(TAREAS PROPUESTAS):
1 – Responde las siguientes preguntas sobre el texto acerca de la inmigración:
(a) ¿Qué virtud debe guiar las políticas migratorias si las mueven principios cristianos?
(b) ¿A quién le toca juzgar cómo llevar a la práctica esa directriz?
(c) Según la nota [1], ¿qué busca esta columna respecto de la de José Ignacio Palma?
2 – Explica, en una a tres oraciones, por qué el texto acerca de la inmigración insiste en que cada decisión debe fundarse en el amor de caridad.

(TEXTO MOSTRADO):
4. El problema de la inmigración

No ignoro que llegados a este punto más de algún lector quizás se encuentre desconcertado: ¿en qué se relaciona todo esto con el problema de la inmigración? La respuesta es bastante sencilla: la relación entre lo expuesto y las nuevas políticas migratorias de Estados Unidos está en que estas, si son movidas por principios cristianos, deben ser guiadas por la caridad, aquella virtud “por la cual amamos a Dios sobre todas las cosas por Él mismo y a nuestro prójimo como a nosotros mismos por amor de Dios” (CCE, 1822). Así, pues, cada decisión que se tome en materia de inmigración ―y en cualquier otra materia―, si nace de principios cristianos debe tener por objetivo acercar a los hombres a Dios. Así como también debe proceder con el mismo cariño y amor que Dios tiene hacia cada uno de los hombres. Y es que amar al prójimo con amor de caridad no es otra cosa que tomar parte del amor que le tiene Dios a nuestro prójimo. Amar al otro junto con Dios.

Amar al prójimo con amor de caridad no es otra cosa que tomar parte del amor que le tiene Dios a nuestro prójimo.

Ciertamente es una directriz un poco amplia. Sin embargo, no toca aquí discutir cómo llevarla a la práctica. Quizás resulte en lo mismo que se está haciendo hoy, quizás no. Le toca al hombre prudente juzgarlo. Lo que importa recalcar, sin embargo, es que nunca se insistirá demasiado en que cada decisión que se tome debe fundarse en el amor de caridad. De lo contrario, como ya lo hemos señalado, apelar al ordo amoris, en cuanto principio cristiano, no será sino un sofisma, más elegante que los que acostumbramos en la política de hoy, pero un sofisma al fin y al cabo.

Autor: Alejandro Cifuentes

Investigador Tanto Monta

Notas

[1] Ha de decirse que esta columna en nada contradice lo dicho por la columna de José Ignacio Palma, tan solo busca complementarlo.

(INFORMACIÓN PROPORCIONADA):
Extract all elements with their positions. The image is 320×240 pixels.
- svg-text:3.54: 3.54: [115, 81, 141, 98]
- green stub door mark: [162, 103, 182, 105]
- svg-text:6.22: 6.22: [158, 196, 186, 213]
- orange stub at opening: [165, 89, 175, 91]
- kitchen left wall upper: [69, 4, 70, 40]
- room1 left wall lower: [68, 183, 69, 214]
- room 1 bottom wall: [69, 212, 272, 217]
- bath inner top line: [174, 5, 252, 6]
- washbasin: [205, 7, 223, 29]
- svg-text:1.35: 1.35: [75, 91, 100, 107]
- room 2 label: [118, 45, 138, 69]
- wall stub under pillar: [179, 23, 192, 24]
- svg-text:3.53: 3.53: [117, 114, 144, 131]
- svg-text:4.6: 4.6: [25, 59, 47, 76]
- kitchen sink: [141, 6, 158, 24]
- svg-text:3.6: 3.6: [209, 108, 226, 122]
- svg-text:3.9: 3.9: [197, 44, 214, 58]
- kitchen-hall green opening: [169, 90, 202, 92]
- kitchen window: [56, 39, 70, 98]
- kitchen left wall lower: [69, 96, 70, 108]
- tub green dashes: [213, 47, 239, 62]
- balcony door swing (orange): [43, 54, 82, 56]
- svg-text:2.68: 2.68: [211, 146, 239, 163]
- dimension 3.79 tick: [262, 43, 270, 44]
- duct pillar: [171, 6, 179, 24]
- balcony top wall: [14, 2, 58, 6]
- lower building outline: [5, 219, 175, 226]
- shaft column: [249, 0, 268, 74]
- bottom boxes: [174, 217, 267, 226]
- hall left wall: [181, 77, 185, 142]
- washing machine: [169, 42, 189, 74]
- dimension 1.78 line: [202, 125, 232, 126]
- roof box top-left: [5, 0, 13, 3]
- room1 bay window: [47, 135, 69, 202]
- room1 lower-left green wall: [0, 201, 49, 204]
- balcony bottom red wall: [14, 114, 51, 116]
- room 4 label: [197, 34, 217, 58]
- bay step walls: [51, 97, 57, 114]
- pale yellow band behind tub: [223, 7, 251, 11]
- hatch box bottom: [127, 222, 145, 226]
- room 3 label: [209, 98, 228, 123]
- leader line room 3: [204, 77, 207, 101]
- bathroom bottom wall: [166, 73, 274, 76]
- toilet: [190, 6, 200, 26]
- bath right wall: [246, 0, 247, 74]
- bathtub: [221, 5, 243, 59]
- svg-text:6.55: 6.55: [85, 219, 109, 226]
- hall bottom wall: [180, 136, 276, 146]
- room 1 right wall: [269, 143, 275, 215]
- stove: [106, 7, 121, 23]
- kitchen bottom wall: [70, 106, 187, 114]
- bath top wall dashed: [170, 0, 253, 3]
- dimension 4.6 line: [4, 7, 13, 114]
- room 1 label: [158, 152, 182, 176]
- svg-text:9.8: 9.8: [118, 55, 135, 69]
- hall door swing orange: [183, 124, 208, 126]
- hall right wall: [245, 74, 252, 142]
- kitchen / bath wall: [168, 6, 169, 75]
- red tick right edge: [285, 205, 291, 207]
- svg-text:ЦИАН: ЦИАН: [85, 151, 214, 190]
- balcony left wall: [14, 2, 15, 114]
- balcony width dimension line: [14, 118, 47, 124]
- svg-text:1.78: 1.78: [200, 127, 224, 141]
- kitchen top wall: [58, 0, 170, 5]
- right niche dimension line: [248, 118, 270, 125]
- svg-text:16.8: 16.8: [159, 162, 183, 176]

(RESPUESTAS POR ÍTEM):
1 –
(a) La caridad.
(b) Al hombre prudente.
(c) Solo busca complementarla.

2 – Si las decisiones no se fundan en el amor de caridad, apelar al ordo amoris como principio cristiano no sería más que un sofisma. Sería más elegante que los que se acostumbran en la política actual, pero seguiría siendo un sofisma.